[Recorded data]

....

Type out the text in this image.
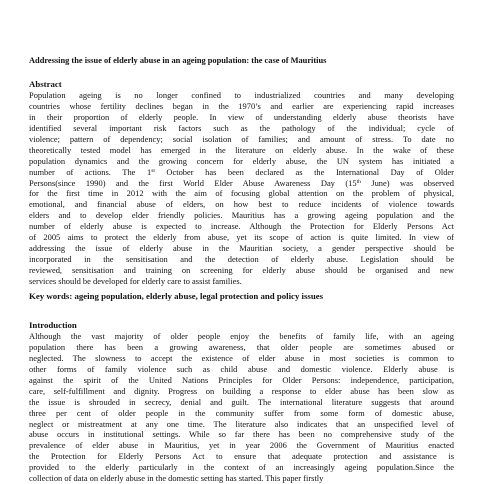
Addressing the issue of elderly abuse in an ageing population: the case of Mauritius
Abstract
Population ageing is no longer confined to industrialized countries and many developing
countries whose fertility declines began in the 1970’s and earlier are experiencing rapid increases
in their proportion of elderly people. In view of understanding elderly abuse theorists have
identified several important risk factors such as the pathology of the individual; cycle of
violence; pattern of dependency; social isolation of families; and amount of stress. To date no
theoretically tested model has emerged in the literature on elderly abuse. In the wake of these
population dynamics and the growing concern for elderly abuse, the UN system has initiated a
number of actions. The 1st October has been declared as the International Day of Older
Persons(since 1990) and the first World Elder Abuse Awareness Day (15th June) was observed
for the first time in 2012 with the aim of focusing global attention on the problem of physical,
emotional, and financial abuse of elders, on how best to reduce incidents of violence towards
elders and to develop elder friendly policies. Mauritius has a growing ageing population and the
number of elderly abuse is expected to increase. Although the Protection for Elderly Persons Act
of 2005 aims to protect the elderly from abuse, yet its scope of action is quite limited. In view of
addressing the issue of elderly abuse in the Mauritian society, a gender perspective should be
incorporated in the sensitisation and the detection of elderly abuse. Legislation should be
reviewed, sensitisation and training on screening for elderly abuse should be organised and new
services should be developed for elderly care to assist families.
Key words: ageing population, elderly abuse, legal protection and policy issues
Introduction
Although the vast majority of older people enjoy the benefits of family life, with an ageing
population there has been a growing awareness, that older people are sometimes abused or
neglected. The slowness to accept the existence of elder abuse in most societies is common to
other forms of family violence such as child abuse and domestic violence. Elderly abuse is
against the spirit of the United Nations Principles for Older Persons: independence, participation,
care, self-fulfillment and dignity. Progress on building a response to elder abuse has been slow as
the issue is shrouded in secrecy, denial and guilt. The international literature suggests that around
three per cent of older people in the community suffer from some form of domestic abuse,
neglect or mistreatment at any one time. The literature also indicates that an unspecified level of
abuse occurs in institutional settings. While so far there has been no comprehensive study of the
prevalence of elder abuse in Mauritius, yet in year 2006 the Government of Mauritius enacted
the Protection for Elderly Persons Act to ensure that adequate protection and assistance is
provided to the elderly particularly in the context of an increasingly ageing population.Since the
collection of data on elderly abuse in the domestic setting has started. This paper firstly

....

Copy all of the entries verbatim, leaving out any pictures they contain.

RESULT FOR THIS TASK:
Type out the text in this image.
Addressing the issue of elderly abuse in an ageing population: the case of Mauritius
Abstract
Population ageing is no longer confined to industrialized countries and many developing
countries whose fertility declines began in the 1970’s and earlier are experiencing rapid increases
in their proportion of elderly people. In view of understanding elderly abuse theorists have
identified several important risk factors such as the pathology of the individual; cycle of
violence; pattern of dependency; social isolation of families; and amount of stress. To date no
theoretically tested model has emerged in the literature on elderly abuse. In the wake of these
population dynamics and the growing concern for elderly abuse, the UN system has initiated a
number of actions. The 1st October has been declared as the International Day of Older
Persons(since 1990) and the first World Elder Abuse Awareness Day (15th June) was observed
for the first time in 2012 with the aim of focusing global attention on the problem of physical,
emotional, and financial abuse of elders, on how best to reduce incidents of violence towards
elders and to develop elder friendly policies. Mauritius has a growing ageing population and the
number of elderly abuse is expected to increase. Although the Protection for Elderly Persons Act
of 2005 aims to protect the elderly from abuse, yet its scope of action is quite limited. In view of
addressing the issue of elderly abuse in the Mauritian society, a gender perspective should be
incorporated in the sensitisation and the detection of elderly abuse. Legislation should be
reviewed, sensitisation and training on screening for elderly abuse should be organised and new
services should be developed for elderly care to assist families.
Key words: ageing population, elderly abuse, legal protection and policy issues
Introduction
Although the vast majority of older people enjoy the benefits of family life, with an ageing
population there has been a growing awareness, that older people are sometimes abused or
neglected. The slowness to accept the existence of elder abuse in most societies is common to
other forms of family violence such as child abuse and domestic violence. Elderly abuse is
against the spirit of the United Nations Principles for Older Persons: independence, participation,
care, self-fulfillment and dignity. Progress on building a response to elder abuse has been slow as
the issue is shrouded in secrecy, denial and guilt. The international literature suggests that around
three per cent of older people in the community suffer from some form of domestic abuse,
neglect or mistreatment at any one time. The literature also indicates that an unspecified level of
abuse occurs in institutional settings. While so far there has been no comprehensive study of the
prevalence of elder abuse in Mauritius, yet in year 2006 the Government of Mauritius enacted
the Protection for Elderly Persons Act to ensure that adequate protection and assistance is
provided to the elderly particularly in the context of an increasingly ageing population.Since the
collection of data on elderly abuse in the domestic setting has started. This paper firstly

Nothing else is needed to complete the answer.